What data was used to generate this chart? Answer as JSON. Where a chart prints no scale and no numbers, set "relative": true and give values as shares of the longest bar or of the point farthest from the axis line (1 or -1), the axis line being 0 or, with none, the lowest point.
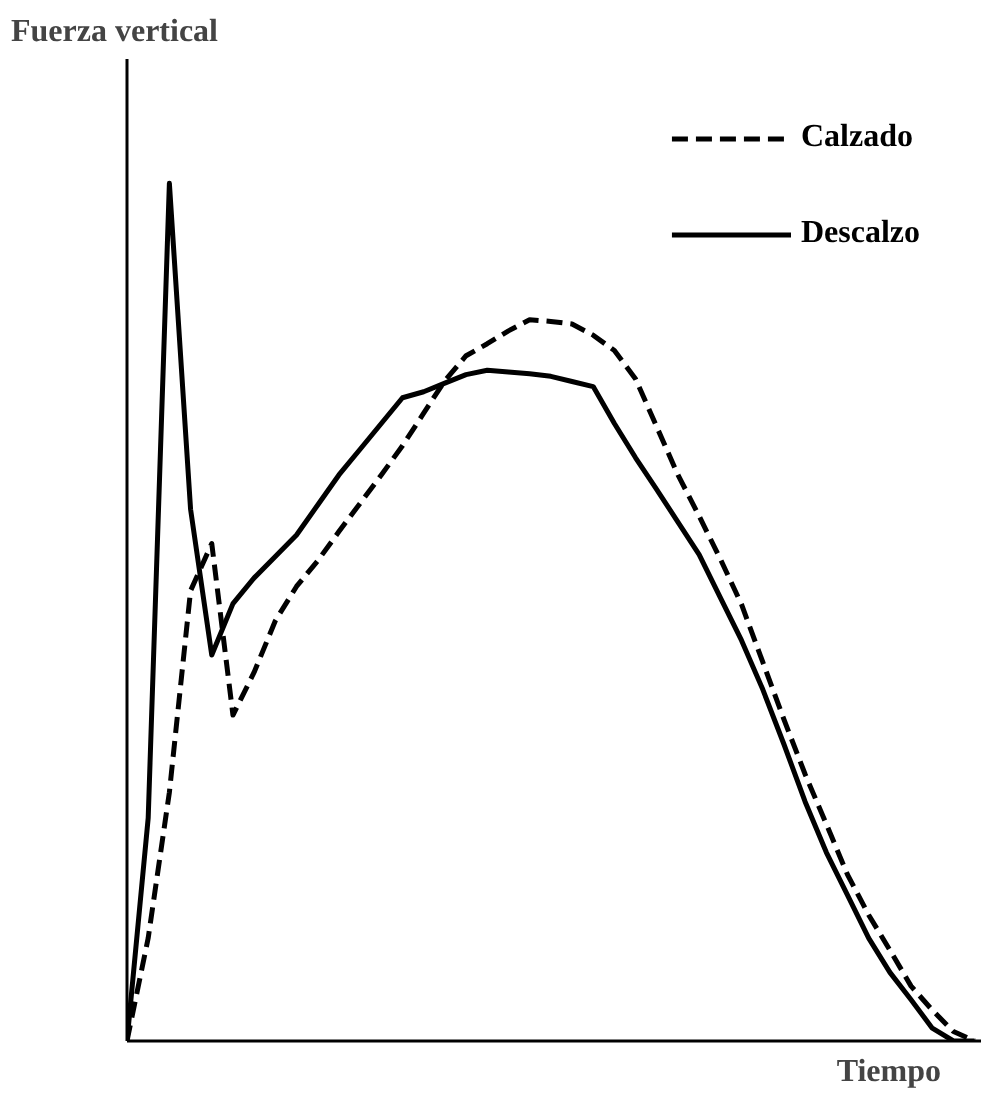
{
  "chart_data": {
    "type": "line",
    "relative": true,
    "xlabel": "Tiempo",
    "ylabel": "Fuerza vertical",
    "legend": "top right",
    "marker": "none",
    "categories": [
      null,
      null,
      null,
      null,
      null,
      null,
      null,
      null,
      null,
      null,
      null,
      null,
      null,
      null,
      null,
      null,
      null,
      null,
      null,
      null,
      null,
      null,
      null,
      null,
      null,
      null,
      null,
      null,
      null,
      null,
      null,
      null,
      null,
      null,
      null,
      null,
      null,
      null,
      null,
      null,
      null
    ],
    "series": [
      {
        "name": "Calzado",
        "color": "#000000",
        "line_style": "dashed",
        "values": [
          0,
          0.12,
          0.29,
          0.525,
          0.58,
          0.38,
          0.43,
          0.49,
          0.53,
          0.56,
          0.594,
          0.627,
          0.66,
          0.694,
          0.732,
          0.77,
          0.799,
          0.813,
          0.828,
          0.841,
          0.839,
          0.836,
          0.823,
          0.805,
          0.772,
          0.716,
          0.66,
          0.612,
          0.562,
          0.509,
          0.442,
          0.375,
          0.311,
          0.253,
          0.194,
          0.147,
          0.106,
          0.064,
          0.036,
          0.011,
          0
        ]
      },
      {
        "name": "Descalzo",
        "color": "#000000",
        "line_style": "solid",
        "values": [
          0,
          0.26,
          1.0,
          0.62,
          0.45,
          0.51,
          0.54,
          0.565,
          0.59,
          0.625,
          0.66,
          0.69,
          0.72,
          0.75,
          0.757,
          0.767,
          0.777,
          0.782,
          0.78,
          0.778,
          0.775,
          0.769,
          0.763,
          0.72,
          0.68,
          0.643,
          0.605,
          0.567,
          0.517,
          0.467,
          0.41,
          0.346,
          0.279,
          0.22,
          0.17,
          0.12,
          0.08,
          0.048,
          0.015,
          0,
          0
        ]
      }
    ]
  }
}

==========

▶ What you are asked to do
Extract all lines from the data in which "relative" is found.

▶ Correct result
What data was used to generate this chart? Answer as JSON. Where a chart prints no scale and no numbers, set "relative": true and give values as shares of the longest bar or of the point farthest from the axis line (1 or -1), the axis line being 0 or, with none, the lowest point.
    "relative": true,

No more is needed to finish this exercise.